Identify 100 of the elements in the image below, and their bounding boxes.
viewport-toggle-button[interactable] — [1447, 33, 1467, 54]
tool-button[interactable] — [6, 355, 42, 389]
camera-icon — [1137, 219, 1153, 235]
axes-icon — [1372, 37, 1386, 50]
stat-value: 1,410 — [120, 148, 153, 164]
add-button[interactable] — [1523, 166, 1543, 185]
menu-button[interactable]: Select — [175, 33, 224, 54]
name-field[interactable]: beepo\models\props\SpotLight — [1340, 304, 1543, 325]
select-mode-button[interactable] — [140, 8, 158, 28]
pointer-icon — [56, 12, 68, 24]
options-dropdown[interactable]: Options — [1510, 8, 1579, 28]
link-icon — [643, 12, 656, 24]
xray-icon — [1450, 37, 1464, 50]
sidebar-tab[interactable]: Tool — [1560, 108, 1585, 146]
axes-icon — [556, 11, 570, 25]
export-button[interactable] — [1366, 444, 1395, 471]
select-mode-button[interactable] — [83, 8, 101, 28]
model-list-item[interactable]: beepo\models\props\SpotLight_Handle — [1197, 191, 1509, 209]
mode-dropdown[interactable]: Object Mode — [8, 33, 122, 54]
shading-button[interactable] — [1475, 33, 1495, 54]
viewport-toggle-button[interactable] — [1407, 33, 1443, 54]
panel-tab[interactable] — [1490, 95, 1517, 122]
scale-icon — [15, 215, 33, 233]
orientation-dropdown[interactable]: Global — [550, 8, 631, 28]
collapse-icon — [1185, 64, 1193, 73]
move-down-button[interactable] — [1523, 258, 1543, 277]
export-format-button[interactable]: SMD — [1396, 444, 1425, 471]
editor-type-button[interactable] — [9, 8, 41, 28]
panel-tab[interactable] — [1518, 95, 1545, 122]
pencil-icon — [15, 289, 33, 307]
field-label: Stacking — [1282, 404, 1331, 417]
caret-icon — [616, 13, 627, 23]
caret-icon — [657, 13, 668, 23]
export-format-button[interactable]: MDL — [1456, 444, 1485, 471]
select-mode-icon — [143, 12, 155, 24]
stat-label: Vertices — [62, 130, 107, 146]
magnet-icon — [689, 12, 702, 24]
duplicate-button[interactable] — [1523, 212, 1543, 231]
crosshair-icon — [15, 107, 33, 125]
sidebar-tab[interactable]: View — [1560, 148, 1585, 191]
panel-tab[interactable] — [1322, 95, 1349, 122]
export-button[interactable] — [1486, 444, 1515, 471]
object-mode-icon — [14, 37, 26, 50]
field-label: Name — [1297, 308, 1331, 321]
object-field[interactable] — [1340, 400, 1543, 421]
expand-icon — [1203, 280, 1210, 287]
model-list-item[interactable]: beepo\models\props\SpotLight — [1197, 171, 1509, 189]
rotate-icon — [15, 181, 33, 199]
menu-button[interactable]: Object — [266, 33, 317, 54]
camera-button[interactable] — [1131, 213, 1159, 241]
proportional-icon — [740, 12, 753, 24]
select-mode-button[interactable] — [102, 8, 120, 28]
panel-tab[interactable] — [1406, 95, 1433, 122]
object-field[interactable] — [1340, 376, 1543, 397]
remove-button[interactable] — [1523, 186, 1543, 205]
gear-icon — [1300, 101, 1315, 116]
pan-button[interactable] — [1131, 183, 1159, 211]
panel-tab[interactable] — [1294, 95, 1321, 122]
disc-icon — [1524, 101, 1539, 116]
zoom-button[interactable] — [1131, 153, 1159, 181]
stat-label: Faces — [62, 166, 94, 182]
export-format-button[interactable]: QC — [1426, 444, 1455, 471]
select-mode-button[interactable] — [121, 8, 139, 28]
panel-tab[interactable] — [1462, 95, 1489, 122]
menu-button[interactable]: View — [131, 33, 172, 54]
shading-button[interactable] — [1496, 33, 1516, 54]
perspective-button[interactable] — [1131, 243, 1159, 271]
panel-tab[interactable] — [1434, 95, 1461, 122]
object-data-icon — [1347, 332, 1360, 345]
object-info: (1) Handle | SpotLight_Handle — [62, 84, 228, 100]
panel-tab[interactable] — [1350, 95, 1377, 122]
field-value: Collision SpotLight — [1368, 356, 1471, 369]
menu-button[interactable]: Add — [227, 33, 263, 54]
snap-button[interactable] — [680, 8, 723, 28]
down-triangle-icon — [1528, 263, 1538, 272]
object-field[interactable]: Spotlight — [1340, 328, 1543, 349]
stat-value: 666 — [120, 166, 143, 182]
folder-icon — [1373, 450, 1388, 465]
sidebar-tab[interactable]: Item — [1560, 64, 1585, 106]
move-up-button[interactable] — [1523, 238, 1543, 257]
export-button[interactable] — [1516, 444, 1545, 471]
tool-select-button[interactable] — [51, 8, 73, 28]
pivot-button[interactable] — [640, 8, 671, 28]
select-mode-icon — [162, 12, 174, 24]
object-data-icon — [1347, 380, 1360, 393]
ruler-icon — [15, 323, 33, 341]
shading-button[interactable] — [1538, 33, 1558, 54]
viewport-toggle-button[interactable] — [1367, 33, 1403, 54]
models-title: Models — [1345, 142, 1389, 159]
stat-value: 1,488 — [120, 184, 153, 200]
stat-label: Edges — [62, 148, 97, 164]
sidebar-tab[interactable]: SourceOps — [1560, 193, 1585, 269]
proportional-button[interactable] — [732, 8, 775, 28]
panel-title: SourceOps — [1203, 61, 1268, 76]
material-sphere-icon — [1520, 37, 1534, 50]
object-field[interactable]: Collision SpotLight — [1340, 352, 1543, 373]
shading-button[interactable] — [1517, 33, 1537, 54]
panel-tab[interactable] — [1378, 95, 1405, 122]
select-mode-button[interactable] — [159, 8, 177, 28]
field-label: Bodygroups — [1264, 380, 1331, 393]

:: TASK GOAL ::
Copy out every line above without changing anything.

:: ANSWER TO THE EXERCISE ::
Identify 100 of the elements in the image below, and their bounding boxes.
viewport-toggle-button[interactable] — [1447, 33, 1467, 54]
tool-button[interactable] — [6, 355, 42, 389]
camera-icon — [1137, 219, 1153, 235]
axes-icon — [1372, 37, 1386, 50]
stat-value: 1,410 — [120, 148, 153, 164]
add-button[interactable] — [1523, 166, 1543, 185]
menu-button[interactable]: Select — [175, 33, 224, 54]
name-field[interactable]: beepo\models\props\SpotLight — [1340, 304, 1543, 325]
select-mode-button[interactable] — [140, 8, 158, 28]
pointer-icon — [56, 12, 68, 24]
options-dropdown[interactable]: Options — [1510, 8, 1579, 28]
link-icon — [643, 12, 656, 24]
xray-icon — [1450, 37, 1464, 50]
sidebar-tab[interactable]: Tool — [1560, 108, 1585, 146]
axes-icon — [556, 11, 570, 25]
export-button[interactable] — [1366, 444, 1395, 471]
select-mode-button[interactable] — [83, 8, 101, 28]
model-list-item[interactable]: beepo\models\props\SpotLight_Handle — [1197, 191, 1509, 209]
mode-dropdown[interactable]: Object Mode — [8, 33, 122, 54]
shading-button[interactable] — [1475, 33, 1495, 54]
viewport-toggle-button[interactable] — [1407, 33, 1443, 54]
panel-tab[interactable] — [1490, 95, 1517, 122]
scale-icon — [15, 215, 33, 233]
orientation-dropdown[interactable]: Global — [550, 8, 631, 28]
collapse-icon — [1185, 64, 1193, 73]
move-down-button[interactable] — [1523, 258, 1543, 277]
export-format-button[interactable]: SMD — [1396, 444, 1425, 471]
editor-type-button[interactable] — [9, 8, 41, 28]
panel-tab[interactable] — [1518, 95, 1545, 122]
pencil-icon — [15, 289, 33, 307]
field-label: Stacking — [1282, 404, 1331, 417]
caret-icon — [616, 13, 627, 23]
caret-icon — [657, 13, 668, 23]
export-format-button[interactable]: MDL — [1456, 444, 1485, 471]
select-mode-icon — [143, 12, 155, 24]
stat-label: Vertices — [62, 130, 107, 146]
magnet-icon — [689, 12, 702, 24]
duplicate-button[interactable] — [1523, 212, 1543, 231]
crosshair-icon — [15, 107, 33, 125]
sidebar-tab[interactable]: View — [1560, 148, 1585, 191]
panel-tab[interactable] — [1322, 95, 1349, 122]
export-button[interactable] — [1486, 444, 1515, 471]
object-mode-icon — [14, 37, 26, 50]
field-label: Name — [1297, 308, 1331, 321]
object-field[interactable] — [1340, 400, 1543, 421]
expand-icon — [1203, 280, 1210, 287]
model-list-item[interactable]: beepo\models\props\SpotLight — [1197, 171, 1509, 189]
rotate-icon — [15, 181, 33, 199]
menu-button[interactable]: Object — [266, 33, 317, 54]
camera-button[interactable] — [1131, 213, 1159, 241]
proportional-icon — [740, 12, 753, 24]
select-mode-button[interactable] — [102, 8, 120, 28]
panel-tab[interactable] — [1406, 95, 1433, 122]
object-field[interactable] — [1340, 376, 1543, 397]
remove-button[interactable] — [1523, 186, 1543, 205]
gear-icon — [1300, 101, 1315, 116]
pan-button[interactable] — [1131, 183, 1159, 211]
panel-tab[interactable] — [1294, 95, 1321, 122]
disc-icon — [1524, 101, 1539, 116]
zoom-button[interactable] — [1131, 153, 1159, 181]
stat-label: Faces — [62, 166, 94, 182]
export-format-button[interactable]: QC — [1426, 444, 1455, 471]
select-mode-button[interactable] — [121, 8, 139, 28]
panel-tab[interactable] — [1462, 95, 1489, 122]
menu-button[interactable]: View — [131, 33, 172, 54]
shading-button[interactable] — [1496, 33, 1516, 54]
perspective-button[interactable] — [1131, 243, 1159, 271]
panel-tab[interactable] — [1434, 95, 1461, 122]
object-data-icon — [1347, 332, 1360, 345]
object-info: (1) Handle | SpotLight_Handle — [62, 84, 228, 100]
panel-tab[interactable] — [1350, 95, 1377, 122]
field-value: Collision SpotLight — [1368, 356, 1471, 369]
menu-button[interactable]: Add — [227, 33, 263, 54]
snap-button[interactable] — [680, 8, 723, 28]
down-triangle-icon — [1528, 263, 1538, 272]
object-field[interactable]: Spotlight — [1340, 328, 1543, 349]
stat-value: 666 — [120, 166, 143, 182]
folder-icon — [1373, 450, 1388, 465]
sidebar-tab[interactable]: Item — [1560, 64, 1585, 106]
move-up-button[interactable] — [1523, 238, 1543, 257]
export-button[interactable] — [1516, 444, 1545, 471]
tool-select-button[interactable] — [51, 8, 73, 28]
pivot-button[interactable] — [640, 8, 671, 28]
select-mode-icon — [162, 12, 174, 24]
object-data-icon — [1347, 380, 1360, 393]
ruler-icon — [15, 323, 33, 341]
shading-button[interactable] — [1538, 33, 1558, 54]
viewport-toggle-button[interactable] — [1367, 33, 1403, 54]
models-title: Models — [1345, 142, 1389, 159]
stat-value: 1,488 — [120, 184, 153, 200]
stat-label: Edges — [62, 148, 97, 164]
sidebar-tab[interactable]: SourceOps — [1560, 193, 1585, 269]
proportional-button[interactable] — [732, 8, 775, 28]
panel-title: SourceOps — [1203, 61, 1268, 76]
material-sphere-icon — [1520, 37, 1534, 50]
object-field[interactable]: Collision SpotLight — [1340, 352, 1543, 373]
shading-button[interactable] — [1517, 33, 1537, 54]
panel-tab[interactable] — [1378, 95, 1405, 122]
select-mode-button[interactable] — [159, 8, 177, 28]
field-label: Bodygroups — [1264, 380, 1331, 393]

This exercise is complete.